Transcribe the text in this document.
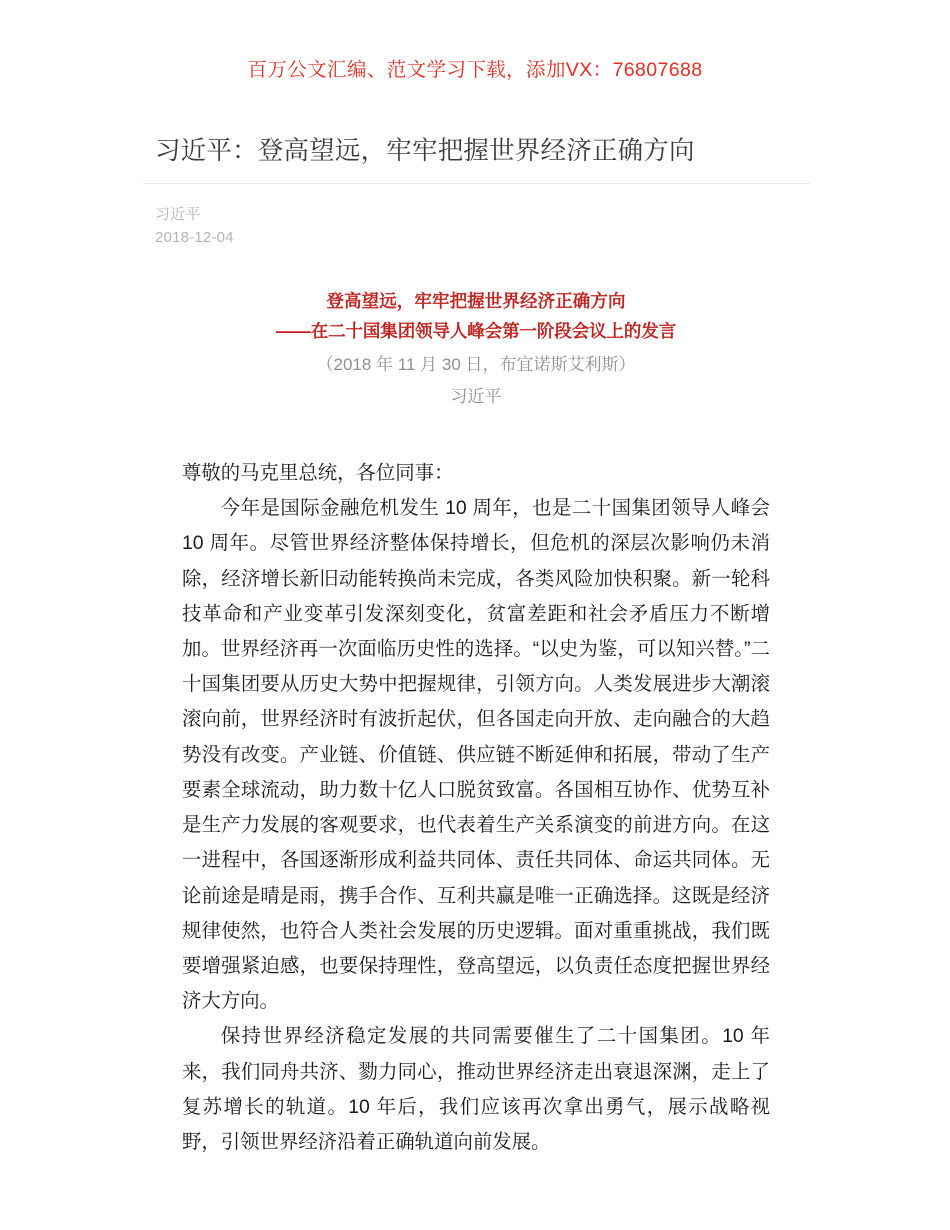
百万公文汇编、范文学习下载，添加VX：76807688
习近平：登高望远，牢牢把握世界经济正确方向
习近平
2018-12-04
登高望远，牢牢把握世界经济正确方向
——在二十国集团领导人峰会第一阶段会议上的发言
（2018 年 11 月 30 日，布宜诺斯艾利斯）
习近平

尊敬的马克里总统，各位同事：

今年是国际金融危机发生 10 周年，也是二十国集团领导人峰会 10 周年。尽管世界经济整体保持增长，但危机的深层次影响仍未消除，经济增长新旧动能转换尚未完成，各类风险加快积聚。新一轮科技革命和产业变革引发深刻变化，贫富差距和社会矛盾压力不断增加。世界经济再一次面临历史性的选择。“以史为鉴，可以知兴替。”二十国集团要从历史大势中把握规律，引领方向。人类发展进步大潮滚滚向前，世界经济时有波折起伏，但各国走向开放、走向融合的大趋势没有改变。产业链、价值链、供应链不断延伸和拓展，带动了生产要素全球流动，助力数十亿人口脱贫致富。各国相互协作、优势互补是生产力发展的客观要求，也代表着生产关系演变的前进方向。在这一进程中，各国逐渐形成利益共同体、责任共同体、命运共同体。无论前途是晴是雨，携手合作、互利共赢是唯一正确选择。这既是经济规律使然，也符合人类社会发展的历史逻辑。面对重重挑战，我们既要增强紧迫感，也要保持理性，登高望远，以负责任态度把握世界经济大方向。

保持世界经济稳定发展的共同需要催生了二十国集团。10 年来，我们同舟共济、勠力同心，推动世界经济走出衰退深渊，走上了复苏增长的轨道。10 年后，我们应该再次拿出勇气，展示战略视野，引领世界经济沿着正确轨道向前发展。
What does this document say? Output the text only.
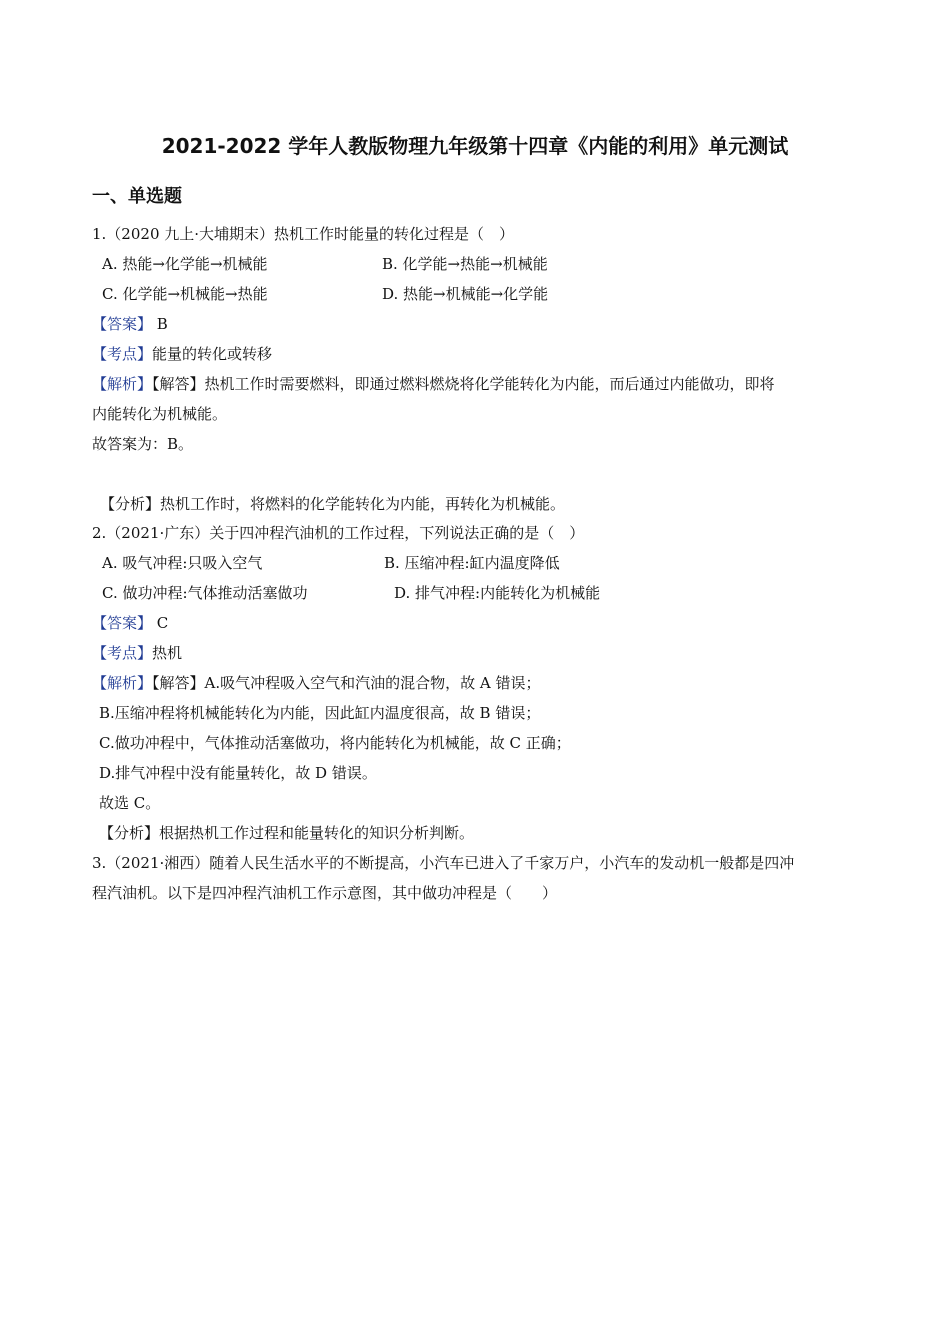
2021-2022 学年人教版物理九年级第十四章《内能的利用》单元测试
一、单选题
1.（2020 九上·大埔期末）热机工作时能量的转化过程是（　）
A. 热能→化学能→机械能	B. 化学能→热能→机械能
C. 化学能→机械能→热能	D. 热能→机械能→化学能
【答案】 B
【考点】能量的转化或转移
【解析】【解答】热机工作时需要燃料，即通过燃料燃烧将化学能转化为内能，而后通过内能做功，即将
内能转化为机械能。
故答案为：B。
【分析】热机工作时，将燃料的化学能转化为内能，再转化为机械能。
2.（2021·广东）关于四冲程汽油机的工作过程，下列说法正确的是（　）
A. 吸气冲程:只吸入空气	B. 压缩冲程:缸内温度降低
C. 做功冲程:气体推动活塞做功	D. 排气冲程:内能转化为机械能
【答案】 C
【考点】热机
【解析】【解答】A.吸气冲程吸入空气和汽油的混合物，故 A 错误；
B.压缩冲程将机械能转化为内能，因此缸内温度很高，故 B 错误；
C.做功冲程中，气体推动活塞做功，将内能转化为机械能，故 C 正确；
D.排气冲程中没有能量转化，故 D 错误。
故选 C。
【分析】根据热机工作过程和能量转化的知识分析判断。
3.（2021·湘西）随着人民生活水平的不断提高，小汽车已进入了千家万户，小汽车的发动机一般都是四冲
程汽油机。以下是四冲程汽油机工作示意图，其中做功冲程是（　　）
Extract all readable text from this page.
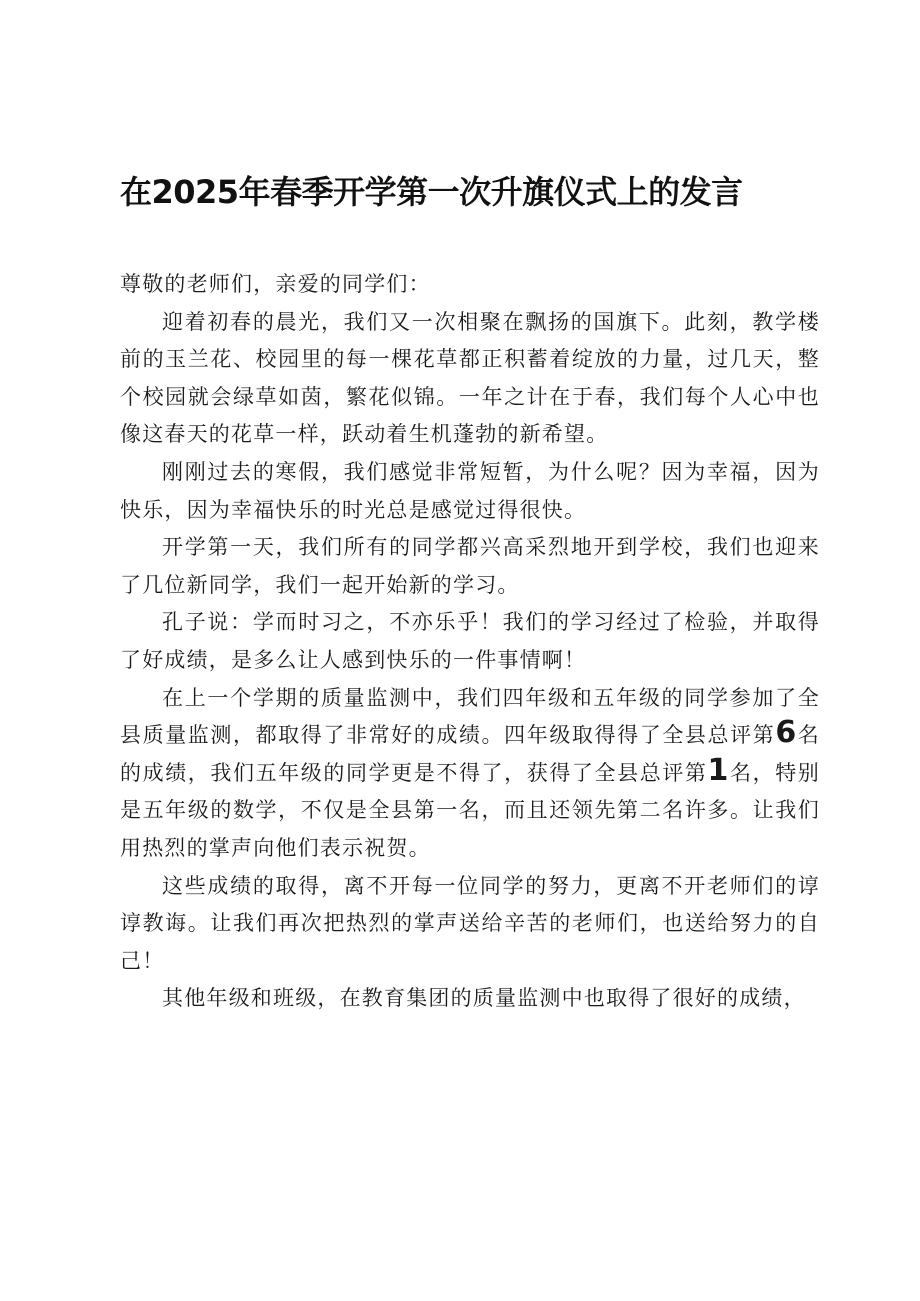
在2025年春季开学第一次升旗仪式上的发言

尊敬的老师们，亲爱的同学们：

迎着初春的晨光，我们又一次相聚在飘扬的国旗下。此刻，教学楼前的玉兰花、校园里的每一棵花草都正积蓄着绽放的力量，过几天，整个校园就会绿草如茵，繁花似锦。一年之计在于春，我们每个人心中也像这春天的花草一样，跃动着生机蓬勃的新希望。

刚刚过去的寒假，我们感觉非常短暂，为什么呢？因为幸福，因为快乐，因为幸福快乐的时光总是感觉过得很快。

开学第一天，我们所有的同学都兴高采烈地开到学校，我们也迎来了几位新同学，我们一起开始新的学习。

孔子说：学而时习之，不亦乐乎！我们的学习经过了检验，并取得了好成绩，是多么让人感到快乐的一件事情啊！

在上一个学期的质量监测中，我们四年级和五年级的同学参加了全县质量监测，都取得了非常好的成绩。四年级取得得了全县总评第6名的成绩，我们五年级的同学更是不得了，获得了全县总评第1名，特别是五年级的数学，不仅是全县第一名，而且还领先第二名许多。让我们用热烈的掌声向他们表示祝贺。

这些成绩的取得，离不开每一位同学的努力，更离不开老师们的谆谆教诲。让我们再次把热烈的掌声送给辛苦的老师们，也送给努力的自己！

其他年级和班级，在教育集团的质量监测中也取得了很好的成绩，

What you will do ::
Sift the material for lines with the string "document". Copy each one found.

Final result ::
Transcribe the text in this document.
What does this document say? Output the text only.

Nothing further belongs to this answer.